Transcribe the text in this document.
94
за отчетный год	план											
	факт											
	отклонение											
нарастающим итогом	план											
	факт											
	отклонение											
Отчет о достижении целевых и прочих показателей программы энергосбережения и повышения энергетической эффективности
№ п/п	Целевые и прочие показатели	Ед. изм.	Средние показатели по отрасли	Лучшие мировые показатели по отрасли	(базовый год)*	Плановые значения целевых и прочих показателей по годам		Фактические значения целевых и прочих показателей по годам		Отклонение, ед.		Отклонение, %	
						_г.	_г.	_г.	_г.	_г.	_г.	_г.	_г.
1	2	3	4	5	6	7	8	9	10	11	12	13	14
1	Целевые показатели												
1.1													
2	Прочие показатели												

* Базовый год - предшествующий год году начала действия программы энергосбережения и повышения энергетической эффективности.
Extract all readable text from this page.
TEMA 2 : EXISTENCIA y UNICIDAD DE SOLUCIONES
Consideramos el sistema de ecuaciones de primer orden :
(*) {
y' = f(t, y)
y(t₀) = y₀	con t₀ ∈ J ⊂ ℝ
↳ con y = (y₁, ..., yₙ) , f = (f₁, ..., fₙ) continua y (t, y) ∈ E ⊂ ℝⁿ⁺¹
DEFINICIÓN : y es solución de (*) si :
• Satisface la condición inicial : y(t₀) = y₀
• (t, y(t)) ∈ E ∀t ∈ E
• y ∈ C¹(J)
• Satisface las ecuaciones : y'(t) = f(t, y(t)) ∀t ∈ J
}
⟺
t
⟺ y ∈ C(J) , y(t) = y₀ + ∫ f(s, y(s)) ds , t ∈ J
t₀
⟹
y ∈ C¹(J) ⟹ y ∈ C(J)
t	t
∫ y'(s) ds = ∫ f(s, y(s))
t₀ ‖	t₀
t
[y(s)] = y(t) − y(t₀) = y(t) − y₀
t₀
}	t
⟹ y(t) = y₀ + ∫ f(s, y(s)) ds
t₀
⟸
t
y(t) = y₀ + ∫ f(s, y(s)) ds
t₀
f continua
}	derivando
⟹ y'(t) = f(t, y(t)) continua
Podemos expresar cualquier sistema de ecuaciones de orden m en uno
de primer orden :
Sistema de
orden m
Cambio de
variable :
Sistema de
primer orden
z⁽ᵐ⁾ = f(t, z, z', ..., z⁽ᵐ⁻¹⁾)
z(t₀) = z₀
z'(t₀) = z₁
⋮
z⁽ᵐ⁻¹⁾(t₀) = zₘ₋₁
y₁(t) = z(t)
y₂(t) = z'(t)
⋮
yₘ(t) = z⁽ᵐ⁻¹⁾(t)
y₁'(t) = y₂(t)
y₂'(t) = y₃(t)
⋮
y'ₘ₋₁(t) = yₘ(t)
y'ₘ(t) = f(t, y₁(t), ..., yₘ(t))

§ **Given instruction**: All lines from the one containing "Extract all readable text from this page." through the end of the records, both ends included, are to be quoted exactly; please add nothing else.

§ **Worked answer**:
Extract all readable text from this page.
TEMA 2 : EXISTENCIA y UNICIDAD DE SOLUCIONES
Consideramos el sistema de ecuaciones de primer orden :
(*) {
y' = f(t, y)
y(t₀) = y₀	con t₀ ∈ J ⊂ ℝ
↳ con y = (y₁, ..., yₙ) , f = (f₁, ..., fₙ) continua y (t, y) ∈ E ⊂ ℝⁿ⁺¹
DEFINICIÓN : y es solución de (*) si :
• Satisface la condición inicial : y(t₀) = y₀
• (t, y(t)) ∈ E ∀t ∈ E
• y ∈ C¹(J)
• Satisface las ecuaciones : y'(t) = f(t, y(t)) ∀t ∈ J
}
⟺
t
⟺ y ∈ C(J) , y(t) = y₀ + ∫ f(s, y(s)) ds , t ∈ J
t₀
⟹
y ∈ C¹(J) ⟹ y ∈ C(J)
t	t
∫ y'(s) ds = ∫ f(s, y(s))
t₀ ‖	t₀
t
[y(s)] = y(t) − y(t₀) = y(t) − y₀
t₀
}	t
⟹ y(t) = y₀ + ∫ f(s, y(s)) ds
t₀
⟸
t
y(t) = y₀ + ∫ f(s, y(s)) ds
t₀
f continua
}	derivando
⟹ y'(t) = f(t, y(t)) continua
Podemos expresar cualquier sistema de ecuaciones de orden m en uno
de primer orden :
Sistema de
orden m
Cambio de
variable :
Sistema de
primer orden
z⁽ᵐ⁾ = f(t, z, z', ..., z⁽ᵐ⁻¹⁾)
z(t₀) = z₀
z'(t₀) = z₁
⋮
z⁽ᵐ⁻¹⁾(t₀) = zₘ₋₁
y₁(t) = z(t)
y₂(t) = z'(t)
⋮
yₘ(t) = z⁽ᵐ⁻¹⁾(t)
y₁'(t) = y₂(t)
y₂'(t) = y₃(t)
⋮
y'ₘ₋₁(t) = yₘ(t)
y'ₘ(t) = f(t, y₁(t), ..., yₘ(t))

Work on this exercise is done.